_Exercise details_.
The records are to be restated in their entirety, word for word.

+---+

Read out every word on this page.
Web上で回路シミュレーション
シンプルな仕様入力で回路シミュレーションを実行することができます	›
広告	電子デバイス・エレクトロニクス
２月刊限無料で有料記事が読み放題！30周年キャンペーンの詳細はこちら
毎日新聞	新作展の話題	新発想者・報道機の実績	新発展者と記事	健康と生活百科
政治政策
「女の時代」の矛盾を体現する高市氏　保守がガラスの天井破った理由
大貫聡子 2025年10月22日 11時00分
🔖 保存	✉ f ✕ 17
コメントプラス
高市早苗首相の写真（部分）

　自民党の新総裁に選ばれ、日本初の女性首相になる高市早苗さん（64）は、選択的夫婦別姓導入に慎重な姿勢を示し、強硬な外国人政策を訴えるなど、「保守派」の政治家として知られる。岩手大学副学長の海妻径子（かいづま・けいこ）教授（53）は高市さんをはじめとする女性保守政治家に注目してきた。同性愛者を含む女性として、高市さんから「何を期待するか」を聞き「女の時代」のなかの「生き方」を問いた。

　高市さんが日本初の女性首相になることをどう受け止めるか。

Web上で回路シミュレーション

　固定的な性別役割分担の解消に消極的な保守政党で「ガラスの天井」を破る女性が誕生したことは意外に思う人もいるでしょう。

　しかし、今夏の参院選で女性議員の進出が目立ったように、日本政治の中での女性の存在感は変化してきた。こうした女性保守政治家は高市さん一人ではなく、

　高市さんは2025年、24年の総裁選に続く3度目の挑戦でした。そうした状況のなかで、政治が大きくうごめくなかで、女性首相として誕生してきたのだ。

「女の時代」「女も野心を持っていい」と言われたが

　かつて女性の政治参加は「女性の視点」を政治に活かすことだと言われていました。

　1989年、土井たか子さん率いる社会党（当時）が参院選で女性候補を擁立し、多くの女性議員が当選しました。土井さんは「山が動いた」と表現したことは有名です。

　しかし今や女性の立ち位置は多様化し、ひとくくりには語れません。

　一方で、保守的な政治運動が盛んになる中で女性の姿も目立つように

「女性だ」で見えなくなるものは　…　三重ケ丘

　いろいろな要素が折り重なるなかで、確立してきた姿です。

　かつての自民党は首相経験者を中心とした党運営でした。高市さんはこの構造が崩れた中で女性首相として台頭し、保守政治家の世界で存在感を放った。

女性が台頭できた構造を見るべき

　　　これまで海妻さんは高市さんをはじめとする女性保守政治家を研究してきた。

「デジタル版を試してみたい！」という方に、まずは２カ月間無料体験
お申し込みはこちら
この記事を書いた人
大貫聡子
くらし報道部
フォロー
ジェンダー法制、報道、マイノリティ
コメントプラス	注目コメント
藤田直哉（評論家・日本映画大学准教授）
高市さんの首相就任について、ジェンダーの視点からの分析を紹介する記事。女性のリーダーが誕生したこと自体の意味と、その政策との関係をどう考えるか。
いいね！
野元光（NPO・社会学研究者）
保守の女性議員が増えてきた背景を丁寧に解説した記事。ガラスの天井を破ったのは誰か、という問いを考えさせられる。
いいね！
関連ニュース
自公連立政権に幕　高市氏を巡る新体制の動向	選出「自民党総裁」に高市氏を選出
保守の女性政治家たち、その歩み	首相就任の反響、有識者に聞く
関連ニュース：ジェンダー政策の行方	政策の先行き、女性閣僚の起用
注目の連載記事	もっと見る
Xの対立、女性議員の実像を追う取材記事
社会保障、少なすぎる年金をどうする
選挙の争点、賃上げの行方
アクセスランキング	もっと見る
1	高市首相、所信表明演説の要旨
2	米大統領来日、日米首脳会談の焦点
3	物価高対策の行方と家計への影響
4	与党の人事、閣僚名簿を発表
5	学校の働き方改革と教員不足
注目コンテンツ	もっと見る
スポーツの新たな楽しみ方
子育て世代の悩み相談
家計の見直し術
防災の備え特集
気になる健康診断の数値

+---+

_Written reply_.
Read out every word on this page.
Web上で回路シミュレーション
シンプルな仕様入力で回路シミュレーションを実行することができます	›
広告	電子デバイス・エレクトロニクス
２月刊限無料で有料記事が読み放題！30周年キャンペーンの詳細はこちら
毎日新聞	新作展の話題	新発想者・報道機の実績	新発展者と記事	健康と生活百科
政治政策
「女の時代」の矛盾を体現する高市氏　保守がガラスの天井破った理由
大貫聡子 2025年10月22日 11時00分
🔖 保存	✉ f ✕ 17
コメントプラス
高市早苗首相の写真（部分）

　自民党の新総裁に選ばれ、日本初の女性首相になる高市早苗さん（64）は、選択的夫婦別姓導入に慎重な姿勢を示し、強硬な外国人政策を訴えるなど、「保守派」の政治家として知られる。岩手大学副学長の海妻径子（かいづま・けいこ）教授（53）は高市さんをはじめとする女性保守政治家に注目してきた。同性愛者を含む女性として、高市さんから「何を期待するか」を聞き「女の時代」のなかの「生き方」を問いた。

　高市さんが日本初の女性首相になることをどう受け止めるか。

Web上で回路シミュレーション

　固定的な性別役割分担の解消に消極的な保守政党で「ガラスの天井」を破る女性が誕生したことは意外に思う人もいるでしょう。

　しかし、今夏の参院選で女性議員の進出が目立ったように、日本政治の中での女性の存在感は変化してきた。こうした女性保守政治家は高市さん一人ではなく、

　高市さんは2025年、24年の総裁選に続く3度目の挑戦でした。そうした状況のなかで、政治が大きくうごめくなかで、女性首相として誕生してきたのだ。

「女の時代」「女も野心を持っていい」と言われたが

　かつて女性の政治参加は「女性の視点」を政治に活かすことだと言われていました。

　1989年、土井たか子さん率いる社会党（当時）が参院選で女性候補を擁立し、多くの女性議員が当選しました。土井さんは「山が動いた」と表現したことは有名です。

　しかし今や女性の立ち位置は多様化し、ひとくくりには語れません。

　一方で、保守的な政治運動が盛んになる中で女性の姿も目立つように

「女性だ」で見えなくなるものは　…　三重ケ丘

　いろいろな要素が折り重なるなかで、確立してきた姿です。

　かつての自民党は首相経験者を中心とした党運営でした。高市さんはこの構造が崩れた中で女性首相として台頭し、保守政治家の世界で存在感を放った。

女性が台頭できた構造を見るべき

　　　これまで海妻さんは高市さんをはじめとする女性保守政治家を研究してきた。

「デジタル版を試してみたい！」という方に、まずは２カ月間無料体験
お申し込みはこちら
この記事を書いた人
大貫聡子
くらし報道部
フォロー
ジェンダー法制、報道、マイノリティ
コメントプラス	注目コメント
藤田直哉（評論家・日本映画大学准教授）
高市さんの首相就任について、ジェンダーの視点からの分析を紹介する記事。女性のリーダーが誕生したこと自体の意味と、その政策との関係をどう考えるか。
いいね！
野元光（NPO・社会学研究者）
保守の女性議員が増えてきた背景を丁寧に解説した記事。ガラスの天井を破ったのは誰か、という問いを考えさせられる。
いいね！
関連ニュース
自公連立政権に幕　高市氏を巡る新体制の動向	選出「自民党総裁」に高市氏を選出
保守の女性政治家たち、その歩み	首相就任の反響、有識者に聞く
関連ニュース：ジェンダー政策の行方	政策の先行き、女性閣僚の起用
注目の連載記事	もっと見る
Xの対立、女性議員の実像を追う取材記事
社会保障、少なすぎる年金をどうする
選挙の争点、賃上げの行方
アクセスランキング	もっと見る
1	高市首相、所信表明演説の要旨
2	米大統領来日、日米首脳会談の焦点
3	物価高対策の行方と家計への影響
4	与党の人事、閣僚名簿を発表
5	学校の働き方改革と教員不足
注目コンテンツ	もっと見る
スポーツの新たな楽しみ方
子育て世代の悩み相談
家計の見直し術
防災の備え特集
気になる健康診断の数値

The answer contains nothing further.